* Information supplied *
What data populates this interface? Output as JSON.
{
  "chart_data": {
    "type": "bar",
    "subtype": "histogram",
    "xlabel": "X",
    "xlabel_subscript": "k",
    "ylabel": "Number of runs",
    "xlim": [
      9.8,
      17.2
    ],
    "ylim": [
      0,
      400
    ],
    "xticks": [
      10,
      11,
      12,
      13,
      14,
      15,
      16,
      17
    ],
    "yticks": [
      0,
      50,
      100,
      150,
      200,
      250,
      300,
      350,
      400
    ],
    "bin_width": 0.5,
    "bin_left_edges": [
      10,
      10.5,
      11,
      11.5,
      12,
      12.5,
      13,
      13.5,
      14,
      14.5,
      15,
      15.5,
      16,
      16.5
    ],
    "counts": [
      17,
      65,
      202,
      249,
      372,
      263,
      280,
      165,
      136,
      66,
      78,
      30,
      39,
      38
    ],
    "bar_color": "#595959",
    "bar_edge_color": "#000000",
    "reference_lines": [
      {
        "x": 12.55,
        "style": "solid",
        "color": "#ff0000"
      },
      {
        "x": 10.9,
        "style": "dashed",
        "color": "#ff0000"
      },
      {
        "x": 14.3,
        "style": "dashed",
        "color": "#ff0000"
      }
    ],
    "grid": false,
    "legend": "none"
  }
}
...
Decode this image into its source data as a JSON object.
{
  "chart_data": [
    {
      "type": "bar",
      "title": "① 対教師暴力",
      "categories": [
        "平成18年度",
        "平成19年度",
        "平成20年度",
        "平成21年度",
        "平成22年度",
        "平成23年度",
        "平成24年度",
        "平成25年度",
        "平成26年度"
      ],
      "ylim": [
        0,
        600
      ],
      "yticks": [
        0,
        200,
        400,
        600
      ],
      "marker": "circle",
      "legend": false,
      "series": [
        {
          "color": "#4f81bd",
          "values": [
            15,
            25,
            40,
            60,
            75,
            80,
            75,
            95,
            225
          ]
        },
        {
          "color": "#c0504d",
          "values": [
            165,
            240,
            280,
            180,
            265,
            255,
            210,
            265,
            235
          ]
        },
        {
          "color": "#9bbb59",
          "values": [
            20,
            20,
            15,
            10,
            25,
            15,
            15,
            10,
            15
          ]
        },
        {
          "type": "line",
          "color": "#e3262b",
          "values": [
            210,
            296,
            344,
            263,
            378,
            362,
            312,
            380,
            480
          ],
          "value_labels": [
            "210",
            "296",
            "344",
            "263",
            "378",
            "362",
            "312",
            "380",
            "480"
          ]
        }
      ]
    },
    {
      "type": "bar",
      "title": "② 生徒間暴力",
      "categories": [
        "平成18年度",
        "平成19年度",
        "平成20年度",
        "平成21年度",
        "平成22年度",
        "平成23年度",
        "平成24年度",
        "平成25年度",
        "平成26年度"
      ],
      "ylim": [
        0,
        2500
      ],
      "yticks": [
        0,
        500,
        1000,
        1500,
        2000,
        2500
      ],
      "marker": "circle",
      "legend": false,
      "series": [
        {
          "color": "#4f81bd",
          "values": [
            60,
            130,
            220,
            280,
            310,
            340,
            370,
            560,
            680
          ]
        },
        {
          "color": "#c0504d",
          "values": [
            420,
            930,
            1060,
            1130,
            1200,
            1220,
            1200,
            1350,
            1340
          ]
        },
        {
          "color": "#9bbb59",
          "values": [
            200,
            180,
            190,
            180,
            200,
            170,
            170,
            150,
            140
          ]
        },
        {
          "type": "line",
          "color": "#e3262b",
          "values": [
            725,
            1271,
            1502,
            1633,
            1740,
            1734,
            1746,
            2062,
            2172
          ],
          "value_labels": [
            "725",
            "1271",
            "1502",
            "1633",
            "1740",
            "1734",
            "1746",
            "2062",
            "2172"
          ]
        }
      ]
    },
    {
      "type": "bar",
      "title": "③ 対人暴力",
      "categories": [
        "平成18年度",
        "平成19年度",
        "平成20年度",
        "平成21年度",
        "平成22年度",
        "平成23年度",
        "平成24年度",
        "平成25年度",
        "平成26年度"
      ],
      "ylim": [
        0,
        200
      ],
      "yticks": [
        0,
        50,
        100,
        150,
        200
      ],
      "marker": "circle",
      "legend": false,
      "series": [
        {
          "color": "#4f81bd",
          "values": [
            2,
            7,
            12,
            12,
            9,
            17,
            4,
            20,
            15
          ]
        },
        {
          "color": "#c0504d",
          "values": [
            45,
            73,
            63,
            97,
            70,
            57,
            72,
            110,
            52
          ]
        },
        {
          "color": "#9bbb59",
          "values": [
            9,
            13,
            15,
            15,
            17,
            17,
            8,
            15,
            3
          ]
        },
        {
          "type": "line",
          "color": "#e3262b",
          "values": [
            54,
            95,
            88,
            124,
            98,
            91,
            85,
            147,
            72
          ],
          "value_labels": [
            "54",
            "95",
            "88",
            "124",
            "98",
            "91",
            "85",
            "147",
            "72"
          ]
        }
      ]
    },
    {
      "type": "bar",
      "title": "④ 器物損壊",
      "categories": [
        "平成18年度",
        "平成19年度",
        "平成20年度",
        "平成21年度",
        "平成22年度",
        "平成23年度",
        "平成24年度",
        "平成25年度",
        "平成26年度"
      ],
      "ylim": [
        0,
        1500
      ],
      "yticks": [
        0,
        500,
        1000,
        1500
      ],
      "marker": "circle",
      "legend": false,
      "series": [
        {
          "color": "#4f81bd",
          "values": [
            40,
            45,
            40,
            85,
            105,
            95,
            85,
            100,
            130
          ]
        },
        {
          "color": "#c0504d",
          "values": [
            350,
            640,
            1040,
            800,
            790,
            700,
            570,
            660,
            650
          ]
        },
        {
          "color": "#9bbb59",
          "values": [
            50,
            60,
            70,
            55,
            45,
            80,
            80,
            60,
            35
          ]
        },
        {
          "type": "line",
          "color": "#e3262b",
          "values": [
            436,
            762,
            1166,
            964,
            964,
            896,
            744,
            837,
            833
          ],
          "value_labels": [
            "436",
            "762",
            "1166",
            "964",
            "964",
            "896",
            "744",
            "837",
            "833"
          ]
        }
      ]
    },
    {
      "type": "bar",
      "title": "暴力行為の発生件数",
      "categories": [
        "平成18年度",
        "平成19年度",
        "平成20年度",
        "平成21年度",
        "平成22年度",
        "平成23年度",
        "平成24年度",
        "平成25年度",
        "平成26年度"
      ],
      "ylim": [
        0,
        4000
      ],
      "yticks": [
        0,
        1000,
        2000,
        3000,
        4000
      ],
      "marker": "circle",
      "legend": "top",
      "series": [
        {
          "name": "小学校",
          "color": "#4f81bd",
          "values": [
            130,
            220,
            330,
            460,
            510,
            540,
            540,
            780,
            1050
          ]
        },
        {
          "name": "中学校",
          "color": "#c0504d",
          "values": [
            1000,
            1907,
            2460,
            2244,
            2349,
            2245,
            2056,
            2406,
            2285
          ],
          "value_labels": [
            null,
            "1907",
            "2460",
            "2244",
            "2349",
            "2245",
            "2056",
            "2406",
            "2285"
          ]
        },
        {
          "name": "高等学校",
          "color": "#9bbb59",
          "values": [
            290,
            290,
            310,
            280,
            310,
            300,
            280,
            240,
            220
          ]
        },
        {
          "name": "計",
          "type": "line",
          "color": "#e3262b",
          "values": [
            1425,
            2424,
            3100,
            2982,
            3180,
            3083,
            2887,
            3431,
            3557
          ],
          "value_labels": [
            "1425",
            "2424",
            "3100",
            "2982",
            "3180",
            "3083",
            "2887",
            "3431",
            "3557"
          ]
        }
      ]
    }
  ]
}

* Instruction *
Copy each line of the listing in which the word "title" can be found.

* Reply *
      "title": "① 対教師暴力",
      "title": "② 生徒間暴力",
      "title": "③ 対人暴力",
      "title": "④ 器物損壊",
      "title": "暴力行為の発生件数",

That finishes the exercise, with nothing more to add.